Collect all lines containing the word "title" from the data.

-- Start DATASET --

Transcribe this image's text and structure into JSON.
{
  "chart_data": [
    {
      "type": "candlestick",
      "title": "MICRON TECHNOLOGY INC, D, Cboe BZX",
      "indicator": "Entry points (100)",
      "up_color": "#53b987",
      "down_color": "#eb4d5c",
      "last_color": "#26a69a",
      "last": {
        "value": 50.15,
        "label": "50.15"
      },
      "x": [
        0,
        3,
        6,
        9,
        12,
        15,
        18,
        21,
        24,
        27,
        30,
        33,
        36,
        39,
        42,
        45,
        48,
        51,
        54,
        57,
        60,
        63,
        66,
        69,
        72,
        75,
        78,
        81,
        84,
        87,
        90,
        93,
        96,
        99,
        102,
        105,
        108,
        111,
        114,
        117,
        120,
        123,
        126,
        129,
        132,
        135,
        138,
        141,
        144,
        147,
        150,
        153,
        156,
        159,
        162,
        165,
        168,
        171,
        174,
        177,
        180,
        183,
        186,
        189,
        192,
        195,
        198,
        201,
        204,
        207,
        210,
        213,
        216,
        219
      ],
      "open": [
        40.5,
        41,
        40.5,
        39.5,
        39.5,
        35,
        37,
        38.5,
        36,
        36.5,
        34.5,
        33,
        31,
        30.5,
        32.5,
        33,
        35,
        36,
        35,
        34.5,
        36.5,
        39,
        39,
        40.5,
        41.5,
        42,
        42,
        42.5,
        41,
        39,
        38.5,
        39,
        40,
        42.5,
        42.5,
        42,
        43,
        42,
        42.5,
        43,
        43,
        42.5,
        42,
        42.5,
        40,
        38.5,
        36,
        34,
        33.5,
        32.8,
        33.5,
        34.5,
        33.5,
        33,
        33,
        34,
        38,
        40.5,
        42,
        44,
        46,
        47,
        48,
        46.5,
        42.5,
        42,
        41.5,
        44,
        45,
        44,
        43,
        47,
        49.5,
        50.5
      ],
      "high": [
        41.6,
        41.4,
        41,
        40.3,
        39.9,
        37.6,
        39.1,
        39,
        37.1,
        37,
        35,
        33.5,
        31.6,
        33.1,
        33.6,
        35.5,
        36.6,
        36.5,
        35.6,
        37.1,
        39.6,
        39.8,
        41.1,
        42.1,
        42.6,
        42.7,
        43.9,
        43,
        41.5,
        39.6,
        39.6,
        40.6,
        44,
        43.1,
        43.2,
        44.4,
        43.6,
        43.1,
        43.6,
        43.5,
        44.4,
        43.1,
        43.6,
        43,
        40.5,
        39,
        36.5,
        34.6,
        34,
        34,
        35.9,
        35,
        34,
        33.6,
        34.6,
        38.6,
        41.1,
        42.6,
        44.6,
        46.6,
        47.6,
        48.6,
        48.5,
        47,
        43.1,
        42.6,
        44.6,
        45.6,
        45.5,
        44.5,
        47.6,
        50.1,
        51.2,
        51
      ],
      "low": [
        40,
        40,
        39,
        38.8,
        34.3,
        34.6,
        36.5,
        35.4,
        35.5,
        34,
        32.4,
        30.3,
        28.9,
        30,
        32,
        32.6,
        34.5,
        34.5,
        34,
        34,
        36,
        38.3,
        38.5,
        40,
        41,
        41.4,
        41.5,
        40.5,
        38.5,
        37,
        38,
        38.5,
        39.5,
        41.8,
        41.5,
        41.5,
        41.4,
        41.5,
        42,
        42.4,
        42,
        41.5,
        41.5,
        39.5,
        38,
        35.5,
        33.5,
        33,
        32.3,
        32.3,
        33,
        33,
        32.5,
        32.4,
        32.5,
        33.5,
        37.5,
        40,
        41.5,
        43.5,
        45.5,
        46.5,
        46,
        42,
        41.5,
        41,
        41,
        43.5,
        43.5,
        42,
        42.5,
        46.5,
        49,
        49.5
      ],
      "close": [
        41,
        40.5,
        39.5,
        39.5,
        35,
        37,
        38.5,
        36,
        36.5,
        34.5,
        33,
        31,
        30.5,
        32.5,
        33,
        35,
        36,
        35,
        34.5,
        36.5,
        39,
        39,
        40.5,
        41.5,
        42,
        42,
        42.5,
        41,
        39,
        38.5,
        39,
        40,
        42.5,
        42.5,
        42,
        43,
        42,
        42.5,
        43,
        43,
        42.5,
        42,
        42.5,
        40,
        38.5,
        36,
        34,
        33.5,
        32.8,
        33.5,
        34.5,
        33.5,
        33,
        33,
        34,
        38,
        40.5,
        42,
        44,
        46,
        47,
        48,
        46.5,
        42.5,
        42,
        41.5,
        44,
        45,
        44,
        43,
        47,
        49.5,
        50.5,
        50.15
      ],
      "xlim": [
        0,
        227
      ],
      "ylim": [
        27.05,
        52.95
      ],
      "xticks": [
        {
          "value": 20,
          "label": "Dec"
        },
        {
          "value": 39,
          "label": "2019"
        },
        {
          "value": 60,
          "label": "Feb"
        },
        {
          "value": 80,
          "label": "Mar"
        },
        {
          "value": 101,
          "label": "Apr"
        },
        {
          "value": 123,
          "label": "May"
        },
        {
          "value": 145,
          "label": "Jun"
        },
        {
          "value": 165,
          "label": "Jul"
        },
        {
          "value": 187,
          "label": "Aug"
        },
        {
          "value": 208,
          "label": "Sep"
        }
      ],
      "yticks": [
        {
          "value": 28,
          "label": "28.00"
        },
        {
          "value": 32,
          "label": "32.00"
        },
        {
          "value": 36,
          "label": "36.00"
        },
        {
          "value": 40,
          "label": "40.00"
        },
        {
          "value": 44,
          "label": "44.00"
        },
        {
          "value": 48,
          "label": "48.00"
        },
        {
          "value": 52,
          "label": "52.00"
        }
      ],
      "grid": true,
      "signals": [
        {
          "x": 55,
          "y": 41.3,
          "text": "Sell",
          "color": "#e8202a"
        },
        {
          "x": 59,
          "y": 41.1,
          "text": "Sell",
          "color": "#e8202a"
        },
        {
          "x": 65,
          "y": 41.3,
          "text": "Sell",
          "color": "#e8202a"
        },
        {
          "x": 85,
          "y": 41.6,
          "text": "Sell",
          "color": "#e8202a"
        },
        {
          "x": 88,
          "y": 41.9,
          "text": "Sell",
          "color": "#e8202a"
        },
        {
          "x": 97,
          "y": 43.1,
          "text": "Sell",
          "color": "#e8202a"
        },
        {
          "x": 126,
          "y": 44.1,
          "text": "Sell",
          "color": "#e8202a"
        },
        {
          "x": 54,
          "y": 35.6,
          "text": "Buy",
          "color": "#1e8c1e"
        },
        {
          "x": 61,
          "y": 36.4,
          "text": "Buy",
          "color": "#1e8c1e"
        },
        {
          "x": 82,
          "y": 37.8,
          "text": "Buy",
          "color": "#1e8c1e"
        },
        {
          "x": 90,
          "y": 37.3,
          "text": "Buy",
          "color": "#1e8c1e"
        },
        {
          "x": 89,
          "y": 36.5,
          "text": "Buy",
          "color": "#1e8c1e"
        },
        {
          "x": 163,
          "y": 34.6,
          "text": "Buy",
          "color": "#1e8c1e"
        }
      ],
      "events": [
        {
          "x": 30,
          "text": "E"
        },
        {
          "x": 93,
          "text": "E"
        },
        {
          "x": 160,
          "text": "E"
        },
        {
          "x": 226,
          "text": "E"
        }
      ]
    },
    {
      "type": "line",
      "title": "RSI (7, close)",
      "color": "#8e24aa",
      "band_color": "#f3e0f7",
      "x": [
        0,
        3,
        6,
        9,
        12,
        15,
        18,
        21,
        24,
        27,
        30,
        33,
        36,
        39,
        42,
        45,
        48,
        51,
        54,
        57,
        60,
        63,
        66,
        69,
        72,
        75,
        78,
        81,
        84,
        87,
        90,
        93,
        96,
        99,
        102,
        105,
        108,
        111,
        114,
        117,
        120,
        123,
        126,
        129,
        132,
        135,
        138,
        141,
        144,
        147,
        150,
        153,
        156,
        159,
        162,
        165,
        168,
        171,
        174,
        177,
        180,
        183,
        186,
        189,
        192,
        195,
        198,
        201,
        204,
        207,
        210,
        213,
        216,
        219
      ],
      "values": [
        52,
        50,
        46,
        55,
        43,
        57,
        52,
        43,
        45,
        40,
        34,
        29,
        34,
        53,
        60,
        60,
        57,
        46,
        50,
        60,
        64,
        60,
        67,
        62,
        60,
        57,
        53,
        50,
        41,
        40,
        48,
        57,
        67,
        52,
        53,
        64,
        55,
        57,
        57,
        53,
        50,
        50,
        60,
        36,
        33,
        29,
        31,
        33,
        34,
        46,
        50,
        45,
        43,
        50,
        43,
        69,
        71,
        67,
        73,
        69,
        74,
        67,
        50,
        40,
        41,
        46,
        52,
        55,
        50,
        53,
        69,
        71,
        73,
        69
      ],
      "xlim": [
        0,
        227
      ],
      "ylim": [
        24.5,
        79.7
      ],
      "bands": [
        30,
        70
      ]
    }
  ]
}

-- End DATASET --

### FINISHED ANSWER
      "title": "MICRON TECHNOLOGY INC, D, Cboe BZX",
      "title": "RSI (7, close)",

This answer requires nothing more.